APPLY WHAT YOU READ:
**a.** Answer these questions from the Valonia article.
(i) Which genus is now regarded as a synonym of Valonia?
(ii) In which order is the family Valoniaceae placed?
(iii) What colors can the thalli have?
**b.** Does each statement below agree with the Valonia article? Answer yes or no for each, and quote the deciding words.
(i) Valonia barbadensis was described by W. R. Taylor in 1969.
(ii) The thallus of Valonia has the same shape in every species.
(iii) The listed species of Valonia are found throughout the Arctic.
**c.** Can you resume the Valonia article from the point where it stops?

SOURCE DOCUMENT:
Genus of green algae

Valonia is a genus of green algae in the family Valoniaceae. The genus Ventricaria is now regarded as a synonym of Valonia.

== Taxonomy and nomenclature ==
The genus Valonia belongs to the family Valoniaceae in the order Cladophorales. It comprises several taxonomically acceptable species based on available data and literature.

Below is a list of common species of Valonia found throughout the tropics:

- Valonia fastigiata Harvey ex J. Agardh, 1823
- Valonia ventricosa J. Agardh, 1887
- Valonia utricularis (Roth) Agardh, 1823
- Valonia aegagropila C. Agardh, 1823
- Valonia macrophysa Kützing, 1843
- Valonia ovalis C. Agardh, 1822
- Valonia chlorocladus Hauck, 1886
- Valonia cespitula Zanardini ex Kützing
- Valonia pachynema (G. Martens) Børgesen
- Valonia barbadensis W. R. Taylor, 1969
- Valonia nutrix (Kraft & A. J. K. Millar) Kraft, 2007
- Valonia oblongata J. Agardh, 1887
- Valonia trabeculata Egerod, 1952

== General morphology ==
=== Thalli ===
The succulent thallus of Valonia exhibits various shapes and forms depending on species: vesicular or tubular cells forming either irregular cushions or hemispherical domes of intermediate sizes. Thalli color can be green to dark green, olive-green, and brownish green in some species.

Stored items
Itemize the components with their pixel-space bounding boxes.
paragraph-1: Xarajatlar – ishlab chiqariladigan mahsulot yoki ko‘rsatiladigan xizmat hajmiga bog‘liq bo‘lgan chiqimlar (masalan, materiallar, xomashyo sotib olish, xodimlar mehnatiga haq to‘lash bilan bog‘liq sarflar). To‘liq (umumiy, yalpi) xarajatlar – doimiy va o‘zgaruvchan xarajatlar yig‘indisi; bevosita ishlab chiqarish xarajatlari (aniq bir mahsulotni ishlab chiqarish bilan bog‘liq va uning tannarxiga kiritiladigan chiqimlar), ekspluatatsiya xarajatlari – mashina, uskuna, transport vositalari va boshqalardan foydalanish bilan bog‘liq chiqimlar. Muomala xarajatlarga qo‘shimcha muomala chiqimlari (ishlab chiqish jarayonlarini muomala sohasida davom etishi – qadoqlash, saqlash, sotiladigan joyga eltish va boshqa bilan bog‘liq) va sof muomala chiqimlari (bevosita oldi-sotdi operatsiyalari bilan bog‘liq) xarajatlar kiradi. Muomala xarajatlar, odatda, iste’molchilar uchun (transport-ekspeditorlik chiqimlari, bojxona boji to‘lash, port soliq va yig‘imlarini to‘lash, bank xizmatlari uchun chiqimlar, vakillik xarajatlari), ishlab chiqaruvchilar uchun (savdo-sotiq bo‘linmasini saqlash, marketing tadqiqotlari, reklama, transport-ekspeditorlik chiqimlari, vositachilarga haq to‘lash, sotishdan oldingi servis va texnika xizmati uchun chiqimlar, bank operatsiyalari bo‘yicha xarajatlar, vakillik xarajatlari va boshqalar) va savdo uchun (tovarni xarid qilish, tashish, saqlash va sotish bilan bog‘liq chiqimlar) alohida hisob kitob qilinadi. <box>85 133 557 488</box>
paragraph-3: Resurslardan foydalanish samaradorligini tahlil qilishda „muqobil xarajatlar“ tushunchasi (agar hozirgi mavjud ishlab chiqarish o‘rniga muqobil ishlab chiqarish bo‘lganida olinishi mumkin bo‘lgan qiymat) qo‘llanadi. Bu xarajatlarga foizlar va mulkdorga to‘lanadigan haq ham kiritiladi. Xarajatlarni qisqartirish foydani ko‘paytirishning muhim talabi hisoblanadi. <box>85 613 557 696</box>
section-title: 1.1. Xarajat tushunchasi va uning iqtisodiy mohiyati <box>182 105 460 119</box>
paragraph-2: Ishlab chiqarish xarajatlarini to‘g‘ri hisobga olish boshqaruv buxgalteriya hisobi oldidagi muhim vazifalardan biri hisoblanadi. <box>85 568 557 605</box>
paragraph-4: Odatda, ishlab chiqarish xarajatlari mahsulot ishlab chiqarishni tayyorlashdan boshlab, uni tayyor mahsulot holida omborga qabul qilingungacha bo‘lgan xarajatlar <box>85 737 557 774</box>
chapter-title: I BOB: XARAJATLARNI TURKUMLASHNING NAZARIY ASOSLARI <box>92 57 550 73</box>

TASK-BY-TASK RESULTS:
**a.**
(i) Ventricaria
(ii) Cladophorales
(iii) Green to dark green, olive-green, and brownish green in some species

**b.**
(i) Yes: "Valonia barbadensis W. R. Taylor, 1969"
(ii) No: "exhibits various shapes and forms depending on species"
(iii) No: "found throughout the tropics"

**c.**
=== Vesicles and rhizoid systems ===
The vesicles can be subspherical, subclavate, elongate, or deformed. The branching of vesicles begins at the lenticular cells, which can be terminal and subdichotomous, or lateral and irregular. Seaweeds are attached to the substratum by a short rhizoid system to basal rhizoidal cells.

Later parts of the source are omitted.